- [Stated problem] Please pull out every line that includes the string "color".

=-=-=

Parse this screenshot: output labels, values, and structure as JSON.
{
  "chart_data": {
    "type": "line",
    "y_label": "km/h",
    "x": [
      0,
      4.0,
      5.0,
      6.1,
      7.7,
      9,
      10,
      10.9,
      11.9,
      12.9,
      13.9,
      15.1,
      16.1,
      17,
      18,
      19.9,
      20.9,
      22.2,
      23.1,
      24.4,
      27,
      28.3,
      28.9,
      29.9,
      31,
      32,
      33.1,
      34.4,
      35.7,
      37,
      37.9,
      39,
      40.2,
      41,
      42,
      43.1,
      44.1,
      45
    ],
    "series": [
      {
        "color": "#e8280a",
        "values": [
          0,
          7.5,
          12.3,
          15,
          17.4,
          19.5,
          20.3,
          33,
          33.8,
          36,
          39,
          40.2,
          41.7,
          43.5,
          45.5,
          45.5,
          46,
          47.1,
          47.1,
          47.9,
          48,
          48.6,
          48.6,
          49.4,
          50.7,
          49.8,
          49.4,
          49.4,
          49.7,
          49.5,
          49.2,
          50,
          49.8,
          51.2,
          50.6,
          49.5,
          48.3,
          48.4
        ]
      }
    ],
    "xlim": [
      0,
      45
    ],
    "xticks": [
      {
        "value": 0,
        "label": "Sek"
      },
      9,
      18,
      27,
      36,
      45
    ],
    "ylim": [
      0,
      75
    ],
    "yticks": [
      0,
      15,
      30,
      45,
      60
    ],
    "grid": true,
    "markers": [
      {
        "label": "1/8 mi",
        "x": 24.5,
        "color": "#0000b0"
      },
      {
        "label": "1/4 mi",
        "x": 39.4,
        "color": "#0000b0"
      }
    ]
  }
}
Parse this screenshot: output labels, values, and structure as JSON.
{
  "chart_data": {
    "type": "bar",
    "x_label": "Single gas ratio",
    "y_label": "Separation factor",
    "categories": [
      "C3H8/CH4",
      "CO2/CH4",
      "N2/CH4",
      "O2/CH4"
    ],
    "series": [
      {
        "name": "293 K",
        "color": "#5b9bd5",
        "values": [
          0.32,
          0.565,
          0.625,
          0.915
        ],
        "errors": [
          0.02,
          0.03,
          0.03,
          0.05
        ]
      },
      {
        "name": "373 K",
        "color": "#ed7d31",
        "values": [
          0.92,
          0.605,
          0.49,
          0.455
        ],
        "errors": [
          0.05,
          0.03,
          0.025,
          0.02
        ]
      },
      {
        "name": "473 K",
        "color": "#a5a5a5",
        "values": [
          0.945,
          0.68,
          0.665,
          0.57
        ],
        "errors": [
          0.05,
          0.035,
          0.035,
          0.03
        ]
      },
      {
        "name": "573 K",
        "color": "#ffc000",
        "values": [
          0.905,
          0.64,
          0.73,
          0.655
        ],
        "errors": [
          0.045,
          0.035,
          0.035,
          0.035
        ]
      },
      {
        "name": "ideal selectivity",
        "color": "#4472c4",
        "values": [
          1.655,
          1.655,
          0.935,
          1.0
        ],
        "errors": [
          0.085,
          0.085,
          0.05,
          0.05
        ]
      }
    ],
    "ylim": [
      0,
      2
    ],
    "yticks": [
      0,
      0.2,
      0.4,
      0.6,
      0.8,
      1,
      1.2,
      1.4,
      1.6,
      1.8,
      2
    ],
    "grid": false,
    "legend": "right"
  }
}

=-=-=

- [Finished exercise]
        "color": "#e8280a",
        "color": "#0000b0"
        "color": "#0000b0"
        "color": "#5b9bd5",
        "color": "#ed7d31",
        "color": "#a5a5a5",
        "color": "#ffc000",
        "color": "#4472c4",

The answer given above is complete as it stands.